* Start Entries supplied *

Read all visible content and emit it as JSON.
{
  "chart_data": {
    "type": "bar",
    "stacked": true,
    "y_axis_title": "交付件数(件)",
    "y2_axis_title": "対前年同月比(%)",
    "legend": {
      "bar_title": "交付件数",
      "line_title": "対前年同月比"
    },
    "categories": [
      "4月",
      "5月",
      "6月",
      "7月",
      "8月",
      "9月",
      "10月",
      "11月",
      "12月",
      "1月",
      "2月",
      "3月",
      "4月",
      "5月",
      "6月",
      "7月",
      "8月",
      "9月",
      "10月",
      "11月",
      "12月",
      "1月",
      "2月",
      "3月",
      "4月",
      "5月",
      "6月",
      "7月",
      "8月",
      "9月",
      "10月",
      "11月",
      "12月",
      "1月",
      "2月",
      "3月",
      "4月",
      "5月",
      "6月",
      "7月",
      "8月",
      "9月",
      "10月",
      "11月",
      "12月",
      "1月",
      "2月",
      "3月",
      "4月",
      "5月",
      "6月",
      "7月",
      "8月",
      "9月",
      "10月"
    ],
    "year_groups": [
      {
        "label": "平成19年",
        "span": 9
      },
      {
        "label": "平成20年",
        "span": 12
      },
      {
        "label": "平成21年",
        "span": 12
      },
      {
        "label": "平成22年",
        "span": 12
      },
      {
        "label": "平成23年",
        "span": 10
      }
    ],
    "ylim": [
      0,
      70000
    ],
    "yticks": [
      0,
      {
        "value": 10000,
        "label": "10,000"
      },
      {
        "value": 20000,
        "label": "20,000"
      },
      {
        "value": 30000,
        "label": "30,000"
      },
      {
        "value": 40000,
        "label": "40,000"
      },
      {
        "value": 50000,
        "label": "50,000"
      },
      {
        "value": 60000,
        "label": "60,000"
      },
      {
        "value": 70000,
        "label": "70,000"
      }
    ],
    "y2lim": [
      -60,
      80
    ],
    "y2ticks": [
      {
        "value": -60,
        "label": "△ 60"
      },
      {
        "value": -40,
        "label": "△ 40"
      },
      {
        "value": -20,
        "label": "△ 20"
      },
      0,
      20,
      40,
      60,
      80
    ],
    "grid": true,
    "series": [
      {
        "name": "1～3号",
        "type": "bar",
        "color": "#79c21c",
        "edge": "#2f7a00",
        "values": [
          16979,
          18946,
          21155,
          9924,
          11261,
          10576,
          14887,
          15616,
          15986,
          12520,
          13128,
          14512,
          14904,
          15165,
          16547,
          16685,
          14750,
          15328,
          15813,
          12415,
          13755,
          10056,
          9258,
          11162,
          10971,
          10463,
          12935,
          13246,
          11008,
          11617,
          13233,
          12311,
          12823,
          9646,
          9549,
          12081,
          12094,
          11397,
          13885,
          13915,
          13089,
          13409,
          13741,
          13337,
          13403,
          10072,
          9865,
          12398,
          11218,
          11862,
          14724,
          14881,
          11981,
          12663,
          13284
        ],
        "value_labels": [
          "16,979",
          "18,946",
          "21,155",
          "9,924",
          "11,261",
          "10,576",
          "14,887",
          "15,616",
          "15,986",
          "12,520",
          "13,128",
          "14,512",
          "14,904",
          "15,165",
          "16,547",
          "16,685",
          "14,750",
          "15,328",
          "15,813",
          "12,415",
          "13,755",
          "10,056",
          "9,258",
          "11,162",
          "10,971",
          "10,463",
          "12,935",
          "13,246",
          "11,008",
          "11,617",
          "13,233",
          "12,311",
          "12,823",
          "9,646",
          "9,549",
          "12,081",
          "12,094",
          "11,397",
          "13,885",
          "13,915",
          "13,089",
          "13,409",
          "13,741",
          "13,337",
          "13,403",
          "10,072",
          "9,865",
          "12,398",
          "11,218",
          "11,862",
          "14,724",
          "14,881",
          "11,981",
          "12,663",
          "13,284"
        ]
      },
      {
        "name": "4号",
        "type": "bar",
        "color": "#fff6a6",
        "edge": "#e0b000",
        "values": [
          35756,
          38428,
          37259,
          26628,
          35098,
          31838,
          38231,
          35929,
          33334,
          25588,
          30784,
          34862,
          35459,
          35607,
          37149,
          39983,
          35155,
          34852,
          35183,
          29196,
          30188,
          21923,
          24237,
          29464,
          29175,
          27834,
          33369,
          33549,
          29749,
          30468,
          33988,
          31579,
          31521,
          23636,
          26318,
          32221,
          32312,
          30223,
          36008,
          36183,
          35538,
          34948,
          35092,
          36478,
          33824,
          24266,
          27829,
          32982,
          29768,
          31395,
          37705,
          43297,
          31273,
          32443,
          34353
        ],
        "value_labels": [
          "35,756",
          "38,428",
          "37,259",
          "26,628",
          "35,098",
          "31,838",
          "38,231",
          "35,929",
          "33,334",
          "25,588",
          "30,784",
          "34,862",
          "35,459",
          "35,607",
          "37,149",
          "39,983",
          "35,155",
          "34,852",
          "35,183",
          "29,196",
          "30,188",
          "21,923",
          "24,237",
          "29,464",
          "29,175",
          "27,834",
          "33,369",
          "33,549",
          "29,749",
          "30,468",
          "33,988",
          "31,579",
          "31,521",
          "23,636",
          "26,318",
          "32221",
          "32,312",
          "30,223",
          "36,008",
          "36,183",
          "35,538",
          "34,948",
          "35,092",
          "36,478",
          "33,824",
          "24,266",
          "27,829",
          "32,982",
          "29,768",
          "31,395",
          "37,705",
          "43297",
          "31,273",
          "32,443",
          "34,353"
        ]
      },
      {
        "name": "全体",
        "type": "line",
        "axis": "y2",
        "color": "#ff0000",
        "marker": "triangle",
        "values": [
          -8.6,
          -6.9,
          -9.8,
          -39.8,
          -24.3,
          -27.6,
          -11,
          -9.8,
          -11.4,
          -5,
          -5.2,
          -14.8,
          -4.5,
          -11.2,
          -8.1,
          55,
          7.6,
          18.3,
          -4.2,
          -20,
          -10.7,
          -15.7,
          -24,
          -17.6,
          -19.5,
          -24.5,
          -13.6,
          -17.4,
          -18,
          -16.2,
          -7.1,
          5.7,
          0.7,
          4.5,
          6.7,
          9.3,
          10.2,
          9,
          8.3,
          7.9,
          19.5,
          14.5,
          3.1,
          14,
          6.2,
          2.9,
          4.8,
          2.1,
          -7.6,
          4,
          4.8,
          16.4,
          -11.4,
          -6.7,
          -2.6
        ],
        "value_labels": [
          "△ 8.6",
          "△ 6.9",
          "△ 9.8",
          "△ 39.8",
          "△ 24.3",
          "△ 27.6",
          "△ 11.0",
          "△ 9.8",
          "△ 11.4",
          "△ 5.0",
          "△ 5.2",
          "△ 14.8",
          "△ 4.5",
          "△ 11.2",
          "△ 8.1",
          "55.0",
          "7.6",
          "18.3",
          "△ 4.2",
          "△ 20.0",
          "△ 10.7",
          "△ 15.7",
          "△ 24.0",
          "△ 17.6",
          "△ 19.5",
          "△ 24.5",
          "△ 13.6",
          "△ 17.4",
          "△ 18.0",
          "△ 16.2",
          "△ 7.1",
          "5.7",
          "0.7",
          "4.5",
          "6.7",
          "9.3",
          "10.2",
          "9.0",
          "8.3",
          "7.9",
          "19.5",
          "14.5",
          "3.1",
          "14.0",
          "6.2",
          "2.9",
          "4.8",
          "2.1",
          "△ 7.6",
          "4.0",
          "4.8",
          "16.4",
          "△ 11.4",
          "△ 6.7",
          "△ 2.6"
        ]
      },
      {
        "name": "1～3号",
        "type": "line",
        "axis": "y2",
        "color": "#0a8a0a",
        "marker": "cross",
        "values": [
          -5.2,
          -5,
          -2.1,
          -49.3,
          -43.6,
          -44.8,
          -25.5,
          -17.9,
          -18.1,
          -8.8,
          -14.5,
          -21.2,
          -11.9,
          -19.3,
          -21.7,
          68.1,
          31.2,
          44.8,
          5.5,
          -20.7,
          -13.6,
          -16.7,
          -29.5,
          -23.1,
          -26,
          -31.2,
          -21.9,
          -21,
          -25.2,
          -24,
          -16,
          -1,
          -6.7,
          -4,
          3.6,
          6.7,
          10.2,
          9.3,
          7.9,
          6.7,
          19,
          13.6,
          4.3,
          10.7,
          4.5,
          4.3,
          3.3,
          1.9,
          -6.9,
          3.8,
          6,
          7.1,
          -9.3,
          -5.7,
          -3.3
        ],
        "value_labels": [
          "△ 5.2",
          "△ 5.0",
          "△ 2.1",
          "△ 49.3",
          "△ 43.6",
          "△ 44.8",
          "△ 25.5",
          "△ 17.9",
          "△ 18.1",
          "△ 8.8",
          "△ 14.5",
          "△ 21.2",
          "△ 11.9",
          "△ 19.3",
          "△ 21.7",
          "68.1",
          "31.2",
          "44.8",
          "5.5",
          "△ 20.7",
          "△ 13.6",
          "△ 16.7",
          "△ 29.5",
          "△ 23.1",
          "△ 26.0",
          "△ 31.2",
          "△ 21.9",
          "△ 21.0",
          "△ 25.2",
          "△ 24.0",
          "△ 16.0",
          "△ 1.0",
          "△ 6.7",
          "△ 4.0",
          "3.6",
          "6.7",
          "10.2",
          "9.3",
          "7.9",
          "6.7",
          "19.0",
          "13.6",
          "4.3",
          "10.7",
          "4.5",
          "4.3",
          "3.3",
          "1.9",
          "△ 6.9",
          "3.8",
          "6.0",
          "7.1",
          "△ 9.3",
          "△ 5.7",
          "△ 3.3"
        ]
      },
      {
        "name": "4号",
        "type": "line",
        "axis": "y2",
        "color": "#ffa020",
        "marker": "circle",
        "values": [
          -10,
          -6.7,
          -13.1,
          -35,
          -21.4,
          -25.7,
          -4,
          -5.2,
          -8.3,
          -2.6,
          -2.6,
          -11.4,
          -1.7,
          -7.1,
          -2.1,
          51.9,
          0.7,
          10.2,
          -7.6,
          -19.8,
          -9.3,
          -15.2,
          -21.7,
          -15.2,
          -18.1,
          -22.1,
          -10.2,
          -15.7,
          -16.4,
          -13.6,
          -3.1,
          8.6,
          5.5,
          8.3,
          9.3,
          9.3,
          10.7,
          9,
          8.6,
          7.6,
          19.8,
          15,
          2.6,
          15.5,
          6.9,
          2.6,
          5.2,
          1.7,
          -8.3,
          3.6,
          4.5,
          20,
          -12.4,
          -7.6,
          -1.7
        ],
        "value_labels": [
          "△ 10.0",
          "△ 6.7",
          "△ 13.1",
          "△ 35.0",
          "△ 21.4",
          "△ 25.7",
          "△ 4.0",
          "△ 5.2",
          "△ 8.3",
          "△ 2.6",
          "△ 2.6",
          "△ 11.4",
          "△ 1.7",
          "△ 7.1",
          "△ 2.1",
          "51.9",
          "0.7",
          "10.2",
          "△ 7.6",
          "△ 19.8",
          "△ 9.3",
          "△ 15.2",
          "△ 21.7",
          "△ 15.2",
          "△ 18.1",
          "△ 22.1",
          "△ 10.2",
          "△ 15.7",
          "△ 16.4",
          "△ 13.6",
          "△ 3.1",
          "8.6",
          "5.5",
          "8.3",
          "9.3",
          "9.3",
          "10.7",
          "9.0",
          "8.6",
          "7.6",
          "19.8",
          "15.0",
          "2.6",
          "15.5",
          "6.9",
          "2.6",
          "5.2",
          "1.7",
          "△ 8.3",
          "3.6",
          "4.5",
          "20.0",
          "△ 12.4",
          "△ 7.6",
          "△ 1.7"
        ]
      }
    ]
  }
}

* End Entries supplied *

What is needed ▸
How many lines of the entries above hold the string "color"? Reply with the number alone.

Task output ▸
5